Input rows
•••••

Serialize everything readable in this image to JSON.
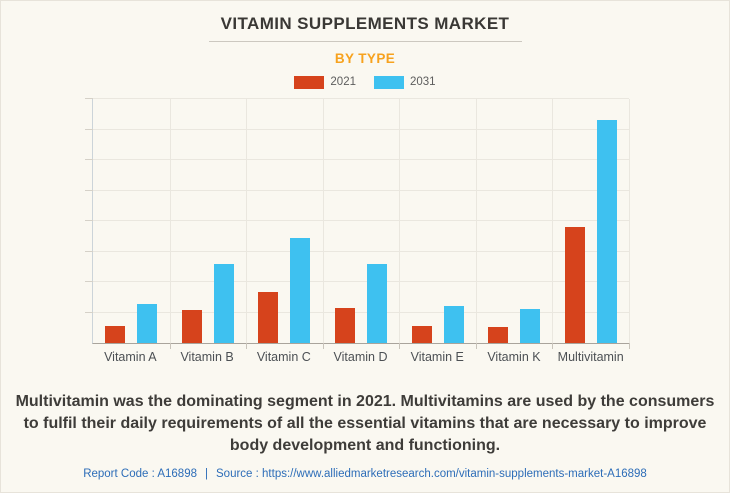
{
  "page": {
    "title": "VITAMIN SUPPLEMENTS MARKET",
    "subtitle": "BY TYPE"
  },
  "chart_data": {
    "type": "bar",
    "title": "VITAMIN SUPPLEMENTS MARKET",
    "subtitle": "BY TYPE",
    "categories": [
      "Vitamin A",
      "Vitamin B",
      "Vitamin C",
      "Vitamin D",
      "Vitamin E",
      "Vitamin K",
      "Multivitamin"
    ],
    "series": [
      {
        "name": "2021",
        "color": "#d6431c",
        "values": [
          0.57,
          1.07,
          1.66,
          1.15,
          0.57,
          0.52,
          3.79
        ]
      },
      {
        "name": "2031",
        "color": "#3ec1f0",
        "values": [
          1.28,
          2.58,
          3.43,
          2.58,
          1.2,
          1.13,
          7.32
        ]
      }
    ],
    "ylim": [
      0,
      8
    ],
    "grid_interval": 1,
    "y_axis_labels_visible": false,
    "value_units": "relative units estimated from unlabeled gridlines",
    "grid": true,
    "legend_position": "top",
    "xlabel": "",
    "ylabel": ""
  },
  "description": "Multivitamin was the dominating segment in 2021. Multivitamins are used by the consumers to fulfil their daily requirements of all the essential vitamins that are necessary to improve body development and functioning.",
  "footer": {
    "report_code_label": "Report Code : A16898",
    "separator": "|",
    "source_prefix": "Source :",
    "source_url": "https://www.alliedmarketresearch.com/vitamin-supplements-market-A16898"
  },
  "colors": {
    "background": "#faf8f1",
    "title_text": "#3a3835",
    "subtitle_accent": "#f7a21e",
    "series_2021": "#d6431c",
    "series_2031": "#3ec1f0",
    "footer_link": "#2d6db8"
  }
}
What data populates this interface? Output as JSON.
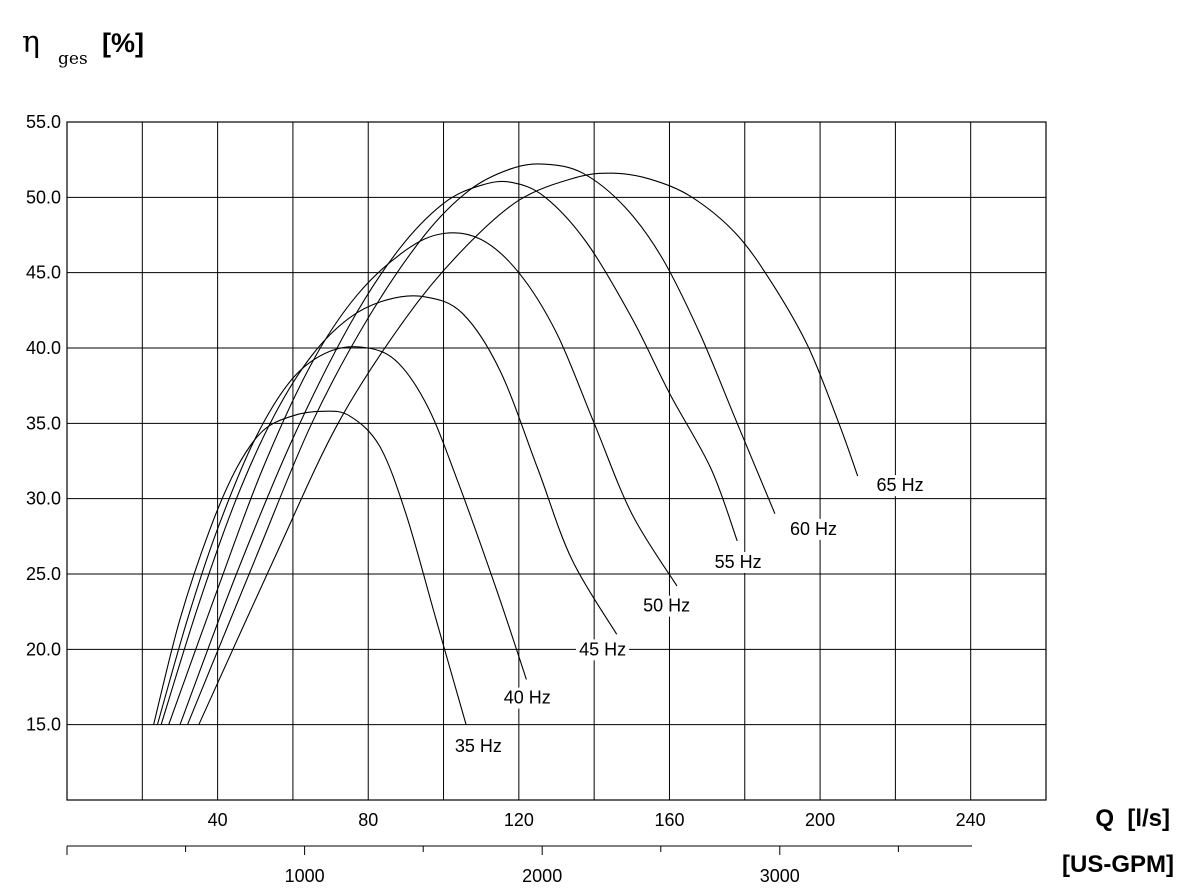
{
  "chart_data": {
    "type": "line",
    "y_title": {
      "symbol": "η",
      "subscript": "ges",
      "unit": "[%]"
    },
    "x_title": "Q  [l/s]",
    "x2_title": "[US-GPM]",
    "xlim": [
      0,
      260
    ],
    "ylim": [
      10,
      55
    ],
    "grid": true,
    "x_ticks": [
      40,
      80,
      120,
      160,
      200,
      240
    ],
    "x_grid": [
      20,
      40,
      60,
      80,
      100,
      120,
      140,
      160,
      180,
      200,
      220,
      240,
      260
    ],
    "y_ticks": [
      "15.0",
      "20.0",
      "25.0",
      "30.0",
      "35.0",
      "40.0",
      "45.0",
      "50.0",
      "55.0"
    ],
    "x2_ticks": [
      {
        "label": "1000",
        "q": 63.1
      },
      {
        "label": "2000",
        "q": 126.2
      },
      {
        "label": "3000",
        "q": 189.3
      }
    ],
    "x2_minor": [
      31.5,
      94.6,
      157.7,
      220.8
    ],
    "series": [
      {
        "name": "35 Hz",
        "label_at": [
          103,
          13.2
        ],
        "points": [
          [
            23,
            15
          ],
          [
            30,
            22
          ],
          [
            38,
            28
          ],
          [
            45,
            32
          ],
          [
            52,
            34.5
          ],
          [
            60,
            35.5
          ],
          [
            68,
            35.8
          ],
          [
            75,
            35.5
          ],
          [
            83,
            33.5
          ],
          [
            90,
            29
          ],
          [
            98,
            22
          ],
          [
            106,
            15
          ]
        ]
      },
      {
        "name": "40 Hz",
        "label_at": [
          116,
          16.4
        ],
        "points": [
          [
            24,
            15
          ],
          [
            32,
            22
          ],
          [
            40,
            28
          ],
          [
            50,
            34
          ],
          [
            60,
            38
          ],
          [
            70,
            39.8
          ],
          [
            80,
            40
          ],
          [
            88,
            39
          ],
          [
            96,
            36
          ],
          [
            104,
            31
          ],
          [
            114,
            24
          ],
          [
            122,
            18
          ]
        ]
      },
      {
        "name": "45 Hz",
        "label_at": [
          136,
          19.6
        ],
        "points": [
          [
            25,
            15
          ],
          [
            35,
            23
          ],
          [
            45,
            30
          ],
          [
            55,
            35.5
          ],
          [
            65,
            39.5
          ],
          [
            75,
            42
          ],
          [
            85,
            43.2
          ],
          [
            95,
            43.4
          ],
          [
            105,
            42.3
          ],
          [
            115,
            38.5
          ],
          [
            125,
            32
          ],
          [
            134,
            26
          ],
          [
            146,
            21
          ]
        ]
      },
      {
        "name": "50 Hz",
        "label_at": [
          153,
          22.5
        ],
        "points": [
          [
            27,
            15
          ],
          [
            40,
            24
          ],
          [
            52,
            32
          ],
          [
            65,
            39
          ],
          [
            77,
            43.5
          ],
          [
            90,
            46.5
          ],
          [
            100,
            47.6
          ],
          [
            110,
            47.2
          ],
          [
            120,
            45
          ],
          [
            130,
            41
          ],
          [
            140,
            35
          ],
          [
            150,
            29
          ],
          [
            162,
            24.2
          ]
        ]
      },
      {
        "name": "55 Hz",
        "label_at": [
          172,
          25.4
        ],
        "points": [
          [
            30,
            15
          ],
          [
            45,
            25
          ],
          [
            60,
            34
          ],
          [
            75,
            41.5
          ],
          [
            88,
            46.5
          ],
          [
            100,
            49.6
          ],
          [
            110,
            50.8
          ],
          [
            118,
            51
          ],
          [
            127,
            50
          ],
          [
            138,
            47
          ],
          [
            150,
            42
          ],
          [
            160,
            37
          ],
          [
            171,
            32
          ],
          [
            178,
            27.2
          ]
        ]
      },
      {
        "name": "60 Hz",
        "label_at": [
          192,
          27.6
        ],
        "points": [
          [
            32,
            15
          ],
          [
            50,
            26
          ],
          [
            65,
            35
          ],
          [
            80,
            42
          ],
          [
            95,
            47.5
          ],
          [
            107,
            50.5
          ],
          [
            118,
            51.9
          ],
          [
            127,
            52.2
          ],
          [
            137,
            51.6
          ],
          [
            148,
            49.4
          ],
          [
            158,
            46
          ],
          [
            168,
            41
          ],
          [
            178,
            35
          ],
          [
            188,
            29
          ]
        ]
      },
      {
        "name": "65 Hz",
        "label_at": [
          215,
          30.5
        ],
        "points": [
          [
            35,
            15
          ],
          [
            55,
            26
          ],
          [
            72,
            35
          ],
          [
            90,
            42
          ],
          [
            105,
            46.5
          ],
          [
            120,
            49.8
          ],
          [
            135,
            51.3
          ],
          [
            145,
            51.6
          ],
          [
            155,
            51.2
          ],
          [
            166,
            50
          ],
          [
            178,
            47.5
          ],
          [
            188,
            44
          ],
          [
            197,
            40
          ],
          [
            205,
            35
          ],
          [
            210,
            31.5
          ]
        ]
      }
    ]
  }
}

•••••

To do
Without the pictures, write out the whole listing above exactly as it appears.

Final answer
Serialize everything readable in this image to JSON.
{
  "page": {
    "title": "VITAMIN SUPPLEMENTS MARKET",
    "subtitle": "BY TYPE"
  },
  "chart_data": {
    "type": "bar",
    "title": "VITAMIN SUPPLEMENTS MARKET",
    "subtitle": "BY TYPE",
    "categories": [
      "Vitamin A",
      "Vitamin B",
      "Vitamin C",
      "Vitamin D",
      "Vitamin E",
      "Vitamin K",
      "Multivitamin"
    ],
    "series": [
      {
        "name": "2021",
        "color": "#d6431c",
        "values": [
          0.57,
          1.07,
          1.66,
          1.15,
          0.57,
          0.52,
          3.79
        ]
      },
      {
        "name": "2031",
        "color": "#3ec1f0",
        "values": [
          1.28,
          2.58,
          3.43,
          2.58,
          1.2,
          1.13,
          7.32
        ]
      }
    ],
    "ylim": [
      0,
      8
    ],
    "grid_interval": 1,
    "y_axis_labels_visible": false,
    "value_units": "relative units estimated from unlabeled gridlines",
    "grid": true,
    "legend_position": "top",
    "xlabel": "",
    "ylabel": ""
  },
  "description": "Multivitamin was the dominating segment in 2021. Multivitamins are used by the consumers to fulfil their daily requirements of all the essential vitamins that are necessary to improve body development and functioning.",
  "footer": {
    "report_code_label": "Report Code : A16898",
    "separator": "|",
    "source_prefix": "Source :",
    "source_url": "https://www.alliedmarketresearch.com/vitamin-supplements-market-A16898"
  },
  "colors": {
    "background": "#faf8f1",
    "title_text": "#3a3835",
    "subtitle_accent": "#f7a21e",
    "series_2021": "#d6431c",
    "series_2031": "#3ec1f0",
    "footer_link": "#2d6db8"
  }
}
What data populates this interface? Output as JSON.
{
  "chart_data": {
    "type": "line",
    "y_title": {
      "symbol": "η",
      "subscript": "ges",
      "unit": "[%]"
    },
    "x_title": "Q  [l/s]",
    "x2_title": "[US-GPM]",
    "xlim": [
      0,
      260
    ],
    "ylim": [
      10,
      55
    ],
    "grid": true,
    "x_ticks": [
      40,
      80,
      120,
      160,
      200,
      240
    ],
    "x_grid": [
      20,
      40,
      60,
      80,
      100,
      120,
      140,
      160,
      180,
      200,
      220,
      240,
      260
    ],
    "y_ticks": [
      "15.0",
      "20.0",
      "25.0",
      "30.0",
      "35.0",
      "40.0",
      "45.0",
      "50.0",
      "55.0"
    ],
    "x2_ticks": [
      {
        "label": "1000",
        "q": 63.1
      },
      {
        "label": "2000",
        "q": 126.2
      },
      {
        "label": "3000",
        "q": 189.3
      }
    ],
    "x2_minor": [
      31.5,
      94.6,
      157.7,
      220.8
    ],
    "series": [
      {
        "name": "35 Hz",
        "label_at": [
          103,
          13.2
        ],
        "points": [
          [
            23,
            15
          ],
          [
            30,
            22
          ],
          [
            38,
            28
          ],
          [
            45,
            32
          ],
          [
            52,
            34.5
          ],
          [
            60,
            35.5
          ],
          [
            68,
            35.8
          ],
          [
            75,
            35.5
          ],
          [
            83,
            33.5
          ],
          [
            90,
            29
          ],
          [
            98,
            22
          ],
          [
            106,
            15
          ]
        ]
      },
      {
        "name": "40 Hz",
        "label_at": [
          116,
          16.4
        ],
        "points": [
          [
            24,
            15
          ],
          [
            32,
            22
          ],
          [
            40,
            28
          ],
          [
            50,
            34
          ],
          [
            60,
            38
          ],
          [
            70,
            39.8
          ],
          [
            80,
            40
          ],
          [
            88,
            39
          ],
          [
            96,
            36
          ],
          [
            104,
            31
          ],
          [
            114,
            24
          ],
          [
            122,
            18
          ]
        ]
      },
      {
        "name": "45 Hz",
        "label_at": [
          136,
          19.6
        ],
        "points": [
          [
            25,
            15
          ],
          [
            35,
            23
          ],
          [
            45,
            30
          ],
          [
            55,
            35.5
          ],
          [
            65,
            39.5
          ],
          [
            75,
            42
          ],
          [
            85,
            43.2
          ],
          [
            95,
            43.4
          ],
          [
            105,
            42.3
          ],
          [
            115,
            38.5
          ],
          [
            125,
            32
          ],
          [
            134,
            26
          ],
          [
            146,
            21
          ]
        ]
      },
      {
        "name": "50 Hz",
        "label_at": [
          153,
          22.5
        ],
        "points": [
          [
            27,
            15
          ],
          [
            40,
            24
          ],
          [
            52,
            32
          ],
          [
            65,
            39
          ],
          [
            77,
            43.5
          ],
          [
            90,
            46.5
          ],
          [
            100,
            47.6
          ],
          [
            110,
            47.2
          ],
          [
            120,
            45
          ],
          [
            130,
            41
          ],
          [
            140,
            35
          ],
          [
            150,
            29
          ],
          [
            162,
            24.2
          ]
        ]
      },
      {
        "name": "55 Hz",
        "label_at": [
          172,
          25.4
        ],
        "points": [
          [
            30,
            15
          ],
          [
            45,
            25
          ],
          [
            60,
            34
          ],
          [
            75,
            41.5
          ],
          [
            88,
            46.5
          ],
          [
            100,
            49.6
          ],
          [
            110,
            50.8
          ],
          [
            118,
            51
          ],
          [
            127,
            50
          ],
          [
            138,
            47
          ],
          [
            150,
            42
          ],
          [
            160,
            37
          ],
          [
            171,
            32
          ],
          [
            178,
            27.2
          ]
        ]
      },
      {
        "name": "60 Hz",
        "label_at": [
          192,
          27.6
        ],
        "points": [
          [
            32,
            15
          ],
          [
            50,
            26
          ],
          [
            65,
            35
          ],
          [
            80,
            42
          ],
          [
            95,
            47.5
          ],
          [
            107,
            50.5
          ],
          [
            118,
            51.9
          ],
          [
            127,
            52.2
          ],
          [
            137,
            51.6
          ],
          [
            148,
            49.4
          ],
          [
            158,
            46
          ],
          [
            168,
            41
          ],
          [
            178,
            35
          ],
          [
            188,
            29
          ]
        ]
      },
      {
        "name": "65 Hz",
        "label_at": [
          215,
          30.5
        ],
        "points": [
          [
            35,
            15
          ],
          [
            55,
            26
          ],
          [
            72,
            35
          ],
          [
            90,
            42
          ],
          [
            105,
            46.5
          ],
          [
            120,
            49.8
          ],
          [
            135,
            51.3
          ],
          [
            145,
            51.6
          ],
          [
            155,
            51.2
          ],
          [
            166,
            50
          ],
          [
            178,
            47.5
          ],
          [
            188,
            44
          ],
          [
            197,
            40
          ],
          [
            205,
            35
          ],
          [
            210,
            31.5
          ]
        ]
      }
    ]
  }
}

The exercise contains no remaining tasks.